#### EXERCISE PASSAGE:
- Many martial arts are good examples. Throwing a punch? Simple, right? Wrong. Each martial art has a technique, and it takes time to learn how to punch properly. Same applies to strikes, kicks, throws, stances, et cetera. To wit, one of the most common injuries in martial arts (but mostly boxing) is known as the boxer's fracture and is caused by poor punching technique. One of the first lessons taught in martial arts classes is how to make a fist, as untrained novices tend to tuck their thumbs inside their fists instead of placing it outside, which means they might break their thumb upon punching someone or something.
- Somewhat inverted with building a PC. The actual building of a PC itself is pretty straight forward as the interconnects and mounting points are designed to fit one way. Or if there is more than one way, it usually doesn't matter which way they're used. The hard part is making sure beforehand what you're buying is compatible, e.g., making sure to get the right motherboard for your CPU, the right RAM for that motherboard, etc. and troubleshooting afterwards if something goes wrong. The software side is where the real "fun" begins. Software has become so user-friendly that the average user might think that loading up a computer is as easy as installing an "app". However, if the computer does nothing but beep at you when you power it on, you had better know what "beep codes" are.note And while modern OSes have simplified the process of installing any drivers you need, your initial capabilities are still limited to whatever the OS disk has built-in support for.note
- Lucid dreaming can be like this sometimes: you know that (at least in your dream) you're a Reality Warper, but you can't figure out how to actually do anything with that. It also takes a degree of control to think of anything to do (imagination being largely tied up running the dream).
- Walking. Of all animals, humans are the most inept at moving around immediately after being born. Of course, there are many reasons for this.

[Items listed in a dataset]
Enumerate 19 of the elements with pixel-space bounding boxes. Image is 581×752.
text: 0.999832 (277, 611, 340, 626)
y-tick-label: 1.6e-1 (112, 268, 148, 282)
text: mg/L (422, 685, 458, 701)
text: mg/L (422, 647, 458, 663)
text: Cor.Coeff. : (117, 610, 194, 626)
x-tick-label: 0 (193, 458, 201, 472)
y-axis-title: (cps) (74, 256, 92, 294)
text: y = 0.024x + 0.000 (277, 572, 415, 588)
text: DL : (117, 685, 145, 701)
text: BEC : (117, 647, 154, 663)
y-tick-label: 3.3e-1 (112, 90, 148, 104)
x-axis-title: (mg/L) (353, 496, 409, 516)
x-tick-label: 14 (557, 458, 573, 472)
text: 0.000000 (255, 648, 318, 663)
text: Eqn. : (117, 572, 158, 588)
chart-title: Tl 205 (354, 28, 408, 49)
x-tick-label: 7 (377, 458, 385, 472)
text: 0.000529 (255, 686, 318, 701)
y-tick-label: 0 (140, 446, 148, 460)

#### WHAT THIS EXERCISE ASKS:
a: Translate this sentence from the text on skills that are harder than they look into Spanish: "The actual building of a PC itself is pretty straight forward as the interconnects and mounting points are designed to fit one way."
b: Extend the text on skills that are harder than they look, picking up right after its final sentence.

#### OUTPUTS IN ORDER:
a: La construcción de un PC en sí es bastante sencilla, ya que las interconexiones y los puntos de montaje están diseñados para encajar de una sola manera.

b:
- Having a bipedal gait limits the size of the mother's hips, meaning that only a small enough (and therefore weak) baby can be born.
- A proportionally sized brain wouldn't fit on the way out, so infants sacrifice developing the neurological control of their bodies until after they are born in order to reduce their skull size.
- A bipedal gait also means that each of a baby's lower limbs has to be twice as strong as those of a quadruped of the same mass in order to lift his/her weight.
- Even after a human has walked for many years, if one takes an injury that prevents them from walking for a period of time, the person has to relearn how to walk on top of their legs needing time to regain their strength to do so.
- Software development. You may have a mastery of the basics and knowledge of algorithms and such, but if you have to change from one programming language to another, you have to learn the nuances of that language. Then, you have to figure out how the software source code was structured and organized. If a project gets complicated enough, you can step away for a few weeks and forget most of what you discovered about it. This is why it's important to structure and code in a way that makes it easy as possible to pick up later.